>> START PROVIDED RECORDS
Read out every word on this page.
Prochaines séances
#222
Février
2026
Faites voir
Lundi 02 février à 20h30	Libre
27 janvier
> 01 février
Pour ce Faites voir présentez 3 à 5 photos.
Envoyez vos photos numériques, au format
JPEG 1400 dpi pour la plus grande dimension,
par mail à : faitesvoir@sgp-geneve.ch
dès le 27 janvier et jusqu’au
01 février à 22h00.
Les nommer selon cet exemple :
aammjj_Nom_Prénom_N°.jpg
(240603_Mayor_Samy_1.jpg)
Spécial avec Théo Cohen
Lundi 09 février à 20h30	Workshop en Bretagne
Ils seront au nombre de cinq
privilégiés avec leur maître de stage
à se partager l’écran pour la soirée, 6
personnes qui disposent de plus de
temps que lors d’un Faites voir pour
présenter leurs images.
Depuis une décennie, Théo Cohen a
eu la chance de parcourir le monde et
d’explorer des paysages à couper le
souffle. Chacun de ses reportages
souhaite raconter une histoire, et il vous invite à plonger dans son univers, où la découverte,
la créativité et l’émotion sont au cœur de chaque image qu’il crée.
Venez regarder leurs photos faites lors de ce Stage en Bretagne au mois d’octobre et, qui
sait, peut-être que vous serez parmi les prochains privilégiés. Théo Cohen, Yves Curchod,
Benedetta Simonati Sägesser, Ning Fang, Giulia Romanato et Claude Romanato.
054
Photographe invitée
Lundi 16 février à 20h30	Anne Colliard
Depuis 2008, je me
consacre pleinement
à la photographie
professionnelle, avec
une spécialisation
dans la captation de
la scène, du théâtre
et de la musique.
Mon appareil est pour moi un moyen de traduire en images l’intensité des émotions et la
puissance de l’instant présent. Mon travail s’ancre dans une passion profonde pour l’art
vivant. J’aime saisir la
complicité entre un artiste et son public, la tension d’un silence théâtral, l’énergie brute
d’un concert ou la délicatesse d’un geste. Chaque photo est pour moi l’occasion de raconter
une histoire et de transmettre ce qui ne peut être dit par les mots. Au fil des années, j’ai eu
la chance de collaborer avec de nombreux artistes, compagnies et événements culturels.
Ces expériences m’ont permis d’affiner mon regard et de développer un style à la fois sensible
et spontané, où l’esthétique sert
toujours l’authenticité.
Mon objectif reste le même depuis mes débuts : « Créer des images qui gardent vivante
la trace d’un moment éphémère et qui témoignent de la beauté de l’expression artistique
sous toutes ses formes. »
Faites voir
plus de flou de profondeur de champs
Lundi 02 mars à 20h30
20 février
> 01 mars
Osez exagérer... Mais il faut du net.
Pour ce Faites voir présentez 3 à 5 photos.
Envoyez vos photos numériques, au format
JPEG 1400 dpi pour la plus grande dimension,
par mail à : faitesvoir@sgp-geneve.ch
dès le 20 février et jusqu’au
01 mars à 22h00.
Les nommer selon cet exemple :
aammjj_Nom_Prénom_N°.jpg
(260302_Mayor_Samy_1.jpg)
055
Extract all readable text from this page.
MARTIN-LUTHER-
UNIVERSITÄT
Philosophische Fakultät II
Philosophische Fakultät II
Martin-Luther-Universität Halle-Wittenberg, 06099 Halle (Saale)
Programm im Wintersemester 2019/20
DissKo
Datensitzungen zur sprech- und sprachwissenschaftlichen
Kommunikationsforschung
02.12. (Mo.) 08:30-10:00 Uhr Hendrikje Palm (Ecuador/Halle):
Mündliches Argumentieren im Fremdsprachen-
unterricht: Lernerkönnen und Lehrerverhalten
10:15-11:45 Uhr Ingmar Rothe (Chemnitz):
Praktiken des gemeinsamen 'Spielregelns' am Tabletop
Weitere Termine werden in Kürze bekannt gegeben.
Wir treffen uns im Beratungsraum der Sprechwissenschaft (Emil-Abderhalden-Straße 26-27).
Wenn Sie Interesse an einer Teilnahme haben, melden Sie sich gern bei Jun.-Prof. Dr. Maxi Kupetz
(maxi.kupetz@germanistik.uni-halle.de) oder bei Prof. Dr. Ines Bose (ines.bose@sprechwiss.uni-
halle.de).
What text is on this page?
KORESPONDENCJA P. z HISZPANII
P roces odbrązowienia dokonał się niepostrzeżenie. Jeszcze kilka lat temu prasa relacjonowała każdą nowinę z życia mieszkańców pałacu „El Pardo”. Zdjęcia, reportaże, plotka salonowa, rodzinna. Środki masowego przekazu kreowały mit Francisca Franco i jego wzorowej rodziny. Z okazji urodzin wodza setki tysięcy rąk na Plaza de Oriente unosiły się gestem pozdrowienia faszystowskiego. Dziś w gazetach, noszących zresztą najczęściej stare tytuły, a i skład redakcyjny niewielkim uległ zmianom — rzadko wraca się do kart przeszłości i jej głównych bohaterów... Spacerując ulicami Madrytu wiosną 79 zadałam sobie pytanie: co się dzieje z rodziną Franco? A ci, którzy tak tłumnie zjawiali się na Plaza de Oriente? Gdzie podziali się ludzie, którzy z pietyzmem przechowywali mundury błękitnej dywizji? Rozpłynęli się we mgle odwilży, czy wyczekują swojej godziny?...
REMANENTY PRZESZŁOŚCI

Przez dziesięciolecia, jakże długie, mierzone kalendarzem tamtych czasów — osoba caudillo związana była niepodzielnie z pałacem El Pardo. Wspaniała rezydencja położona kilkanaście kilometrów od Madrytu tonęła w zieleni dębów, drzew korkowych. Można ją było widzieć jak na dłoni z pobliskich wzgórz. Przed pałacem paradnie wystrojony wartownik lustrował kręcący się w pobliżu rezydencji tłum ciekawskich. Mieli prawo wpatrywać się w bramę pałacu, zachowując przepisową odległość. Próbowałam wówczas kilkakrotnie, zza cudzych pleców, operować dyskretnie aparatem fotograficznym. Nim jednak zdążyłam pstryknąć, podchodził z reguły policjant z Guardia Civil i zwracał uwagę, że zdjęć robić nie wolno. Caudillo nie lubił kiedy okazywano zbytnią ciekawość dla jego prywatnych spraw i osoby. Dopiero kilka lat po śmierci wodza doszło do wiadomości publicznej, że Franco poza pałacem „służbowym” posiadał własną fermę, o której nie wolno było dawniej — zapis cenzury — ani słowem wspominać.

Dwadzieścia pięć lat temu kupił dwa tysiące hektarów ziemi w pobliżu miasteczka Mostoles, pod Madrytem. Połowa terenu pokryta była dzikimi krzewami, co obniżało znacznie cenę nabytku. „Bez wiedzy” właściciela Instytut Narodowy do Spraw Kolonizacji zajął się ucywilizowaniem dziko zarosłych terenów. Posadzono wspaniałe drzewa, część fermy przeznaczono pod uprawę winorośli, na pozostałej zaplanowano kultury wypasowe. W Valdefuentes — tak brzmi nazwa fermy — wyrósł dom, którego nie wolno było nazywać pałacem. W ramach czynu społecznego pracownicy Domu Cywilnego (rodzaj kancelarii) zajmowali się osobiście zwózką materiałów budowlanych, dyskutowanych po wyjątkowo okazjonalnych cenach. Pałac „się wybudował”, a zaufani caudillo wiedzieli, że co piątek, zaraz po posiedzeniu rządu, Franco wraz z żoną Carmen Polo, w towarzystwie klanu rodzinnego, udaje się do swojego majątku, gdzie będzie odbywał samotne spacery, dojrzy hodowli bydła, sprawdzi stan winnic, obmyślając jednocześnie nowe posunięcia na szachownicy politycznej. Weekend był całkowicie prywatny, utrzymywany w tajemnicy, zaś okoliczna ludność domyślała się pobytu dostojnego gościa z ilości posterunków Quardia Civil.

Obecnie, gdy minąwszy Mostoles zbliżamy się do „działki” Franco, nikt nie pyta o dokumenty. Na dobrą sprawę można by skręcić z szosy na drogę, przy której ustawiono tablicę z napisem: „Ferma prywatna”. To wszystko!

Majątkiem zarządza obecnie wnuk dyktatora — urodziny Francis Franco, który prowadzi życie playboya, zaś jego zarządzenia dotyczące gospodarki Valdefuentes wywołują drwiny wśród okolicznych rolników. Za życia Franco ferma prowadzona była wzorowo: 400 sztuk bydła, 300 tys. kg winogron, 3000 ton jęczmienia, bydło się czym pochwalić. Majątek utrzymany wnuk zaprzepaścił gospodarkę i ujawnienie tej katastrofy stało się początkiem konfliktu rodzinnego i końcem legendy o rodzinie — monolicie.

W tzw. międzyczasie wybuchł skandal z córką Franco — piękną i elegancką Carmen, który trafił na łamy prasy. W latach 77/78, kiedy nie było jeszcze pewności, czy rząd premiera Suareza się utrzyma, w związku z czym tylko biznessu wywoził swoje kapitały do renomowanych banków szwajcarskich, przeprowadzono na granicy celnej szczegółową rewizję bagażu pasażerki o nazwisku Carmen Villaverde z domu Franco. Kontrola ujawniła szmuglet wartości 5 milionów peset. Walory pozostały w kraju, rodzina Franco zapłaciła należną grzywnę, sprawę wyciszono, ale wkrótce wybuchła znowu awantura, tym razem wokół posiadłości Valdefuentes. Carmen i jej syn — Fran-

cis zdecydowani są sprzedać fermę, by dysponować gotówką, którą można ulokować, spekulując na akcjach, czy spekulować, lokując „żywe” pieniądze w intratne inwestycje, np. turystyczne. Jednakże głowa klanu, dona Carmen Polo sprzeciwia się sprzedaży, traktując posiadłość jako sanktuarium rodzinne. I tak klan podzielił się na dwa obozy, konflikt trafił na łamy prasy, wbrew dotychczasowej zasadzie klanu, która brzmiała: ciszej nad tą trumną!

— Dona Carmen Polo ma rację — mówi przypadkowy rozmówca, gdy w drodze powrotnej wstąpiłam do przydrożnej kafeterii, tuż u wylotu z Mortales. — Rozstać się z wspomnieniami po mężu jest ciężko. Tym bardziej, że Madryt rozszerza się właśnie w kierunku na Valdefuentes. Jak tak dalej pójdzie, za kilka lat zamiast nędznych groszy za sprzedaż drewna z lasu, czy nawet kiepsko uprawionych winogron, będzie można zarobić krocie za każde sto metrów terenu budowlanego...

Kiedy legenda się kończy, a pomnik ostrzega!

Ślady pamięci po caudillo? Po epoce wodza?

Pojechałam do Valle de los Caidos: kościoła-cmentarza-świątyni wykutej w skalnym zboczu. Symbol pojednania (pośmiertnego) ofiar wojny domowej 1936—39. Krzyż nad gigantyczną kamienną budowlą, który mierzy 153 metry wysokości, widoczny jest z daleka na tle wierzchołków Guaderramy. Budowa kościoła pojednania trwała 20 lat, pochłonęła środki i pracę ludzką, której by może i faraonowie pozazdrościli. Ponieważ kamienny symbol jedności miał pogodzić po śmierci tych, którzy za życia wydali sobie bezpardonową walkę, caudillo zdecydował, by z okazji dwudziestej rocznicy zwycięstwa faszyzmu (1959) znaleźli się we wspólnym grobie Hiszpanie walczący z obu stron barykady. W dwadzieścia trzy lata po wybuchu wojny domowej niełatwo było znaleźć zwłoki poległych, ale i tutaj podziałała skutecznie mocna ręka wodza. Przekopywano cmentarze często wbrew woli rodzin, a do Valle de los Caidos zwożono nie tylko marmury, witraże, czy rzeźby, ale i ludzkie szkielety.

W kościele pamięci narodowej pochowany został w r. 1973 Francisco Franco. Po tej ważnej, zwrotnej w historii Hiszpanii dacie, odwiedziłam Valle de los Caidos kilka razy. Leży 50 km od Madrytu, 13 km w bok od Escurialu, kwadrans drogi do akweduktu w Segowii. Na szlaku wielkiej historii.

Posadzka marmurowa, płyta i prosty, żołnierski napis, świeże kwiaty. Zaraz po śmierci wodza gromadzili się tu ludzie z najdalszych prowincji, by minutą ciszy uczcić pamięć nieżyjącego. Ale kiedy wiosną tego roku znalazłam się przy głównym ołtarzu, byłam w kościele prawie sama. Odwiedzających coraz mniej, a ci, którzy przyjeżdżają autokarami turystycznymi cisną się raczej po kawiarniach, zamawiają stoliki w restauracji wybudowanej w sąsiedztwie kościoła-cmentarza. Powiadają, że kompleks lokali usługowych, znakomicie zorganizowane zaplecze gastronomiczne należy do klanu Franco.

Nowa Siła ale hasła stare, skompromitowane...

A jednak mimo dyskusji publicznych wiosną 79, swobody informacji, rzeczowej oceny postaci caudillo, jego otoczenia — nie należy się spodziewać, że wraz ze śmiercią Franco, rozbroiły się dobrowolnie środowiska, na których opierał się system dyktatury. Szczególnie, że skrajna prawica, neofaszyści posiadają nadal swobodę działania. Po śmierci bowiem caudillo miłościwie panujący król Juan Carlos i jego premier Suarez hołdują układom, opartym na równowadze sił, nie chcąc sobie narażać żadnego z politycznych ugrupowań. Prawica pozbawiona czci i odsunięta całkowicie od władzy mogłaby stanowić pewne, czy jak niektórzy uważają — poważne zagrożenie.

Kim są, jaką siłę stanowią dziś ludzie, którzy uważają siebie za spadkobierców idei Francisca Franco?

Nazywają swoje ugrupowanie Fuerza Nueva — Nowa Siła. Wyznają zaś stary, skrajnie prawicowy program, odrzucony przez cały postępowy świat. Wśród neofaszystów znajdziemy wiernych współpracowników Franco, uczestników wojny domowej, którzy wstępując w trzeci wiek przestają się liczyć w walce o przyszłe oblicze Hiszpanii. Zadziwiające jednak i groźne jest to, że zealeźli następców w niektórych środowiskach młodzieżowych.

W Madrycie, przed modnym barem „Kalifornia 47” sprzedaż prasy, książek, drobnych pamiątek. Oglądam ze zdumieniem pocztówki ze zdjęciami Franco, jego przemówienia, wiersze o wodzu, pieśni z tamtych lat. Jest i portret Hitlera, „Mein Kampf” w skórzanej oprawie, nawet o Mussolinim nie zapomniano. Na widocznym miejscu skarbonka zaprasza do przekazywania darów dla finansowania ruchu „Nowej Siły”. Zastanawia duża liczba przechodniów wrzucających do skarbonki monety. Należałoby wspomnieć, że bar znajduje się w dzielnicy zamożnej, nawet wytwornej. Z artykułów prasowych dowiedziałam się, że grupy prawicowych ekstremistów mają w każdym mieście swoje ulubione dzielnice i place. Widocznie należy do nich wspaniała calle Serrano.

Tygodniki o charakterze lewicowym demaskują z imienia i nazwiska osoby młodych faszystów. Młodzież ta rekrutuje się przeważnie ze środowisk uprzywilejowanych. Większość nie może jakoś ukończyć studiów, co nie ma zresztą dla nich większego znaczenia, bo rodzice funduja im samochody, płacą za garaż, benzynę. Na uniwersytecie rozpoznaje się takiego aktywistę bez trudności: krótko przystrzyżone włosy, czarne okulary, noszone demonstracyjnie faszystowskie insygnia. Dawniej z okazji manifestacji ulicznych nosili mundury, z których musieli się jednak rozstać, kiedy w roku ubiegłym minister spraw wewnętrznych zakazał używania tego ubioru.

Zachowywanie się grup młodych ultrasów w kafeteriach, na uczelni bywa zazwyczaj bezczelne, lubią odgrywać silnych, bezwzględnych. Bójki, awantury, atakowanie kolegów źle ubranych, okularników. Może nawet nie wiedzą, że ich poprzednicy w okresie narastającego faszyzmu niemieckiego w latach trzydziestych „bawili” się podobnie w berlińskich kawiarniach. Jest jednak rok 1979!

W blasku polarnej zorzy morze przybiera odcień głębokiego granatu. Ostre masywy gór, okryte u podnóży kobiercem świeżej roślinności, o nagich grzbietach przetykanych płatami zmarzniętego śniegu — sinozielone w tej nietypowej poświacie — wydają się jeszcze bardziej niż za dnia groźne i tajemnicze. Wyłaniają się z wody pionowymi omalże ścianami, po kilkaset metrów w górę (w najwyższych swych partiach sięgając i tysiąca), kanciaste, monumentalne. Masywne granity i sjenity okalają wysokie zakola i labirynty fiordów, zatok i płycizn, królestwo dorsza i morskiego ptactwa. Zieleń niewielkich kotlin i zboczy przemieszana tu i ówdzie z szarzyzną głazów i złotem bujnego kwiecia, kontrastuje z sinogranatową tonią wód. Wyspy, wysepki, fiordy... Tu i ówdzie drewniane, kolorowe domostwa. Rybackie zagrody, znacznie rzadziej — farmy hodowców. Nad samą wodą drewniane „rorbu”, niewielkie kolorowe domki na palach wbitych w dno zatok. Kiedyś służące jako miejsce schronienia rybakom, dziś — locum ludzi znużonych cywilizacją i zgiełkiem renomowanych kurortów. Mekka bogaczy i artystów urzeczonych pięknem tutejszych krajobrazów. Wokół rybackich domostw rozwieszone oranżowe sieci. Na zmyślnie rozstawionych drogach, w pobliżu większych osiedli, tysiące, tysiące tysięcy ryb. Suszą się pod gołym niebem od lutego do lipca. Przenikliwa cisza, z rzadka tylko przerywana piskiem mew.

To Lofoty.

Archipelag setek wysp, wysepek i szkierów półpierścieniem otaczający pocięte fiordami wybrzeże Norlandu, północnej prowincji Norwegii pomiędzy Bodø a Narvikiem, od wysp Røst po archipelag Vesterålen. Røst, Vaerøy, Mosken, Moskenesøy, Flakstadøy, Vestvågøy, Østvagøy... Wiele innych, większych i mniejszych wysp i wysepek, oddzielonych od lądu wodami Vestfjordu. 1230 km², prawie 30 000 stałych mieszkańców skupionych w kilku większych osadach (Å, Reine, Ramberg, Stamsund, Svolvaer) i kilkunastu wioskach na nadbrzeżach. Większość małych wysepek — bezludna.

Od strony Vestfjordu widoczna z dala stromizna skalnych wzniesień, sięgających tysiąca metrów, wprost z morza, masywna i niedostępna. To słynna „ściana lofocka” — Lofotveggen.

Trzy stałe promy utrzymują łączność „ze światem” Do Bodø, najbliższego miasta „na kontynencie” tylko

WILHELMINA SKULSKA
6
>> END PROVIDED RECORDS
**TASK STATEMENT**
Select from the material above each line in which the string "Cohen" appears, and list those lines.

**PROBLEM SOLUTION**
Spécial avec Théo Cohen
Depuis une décennie, Théo Cohen a
sait, peut-être que vous serez parmi les prochains privilégiés. Théo Cohen, Yves Curchod,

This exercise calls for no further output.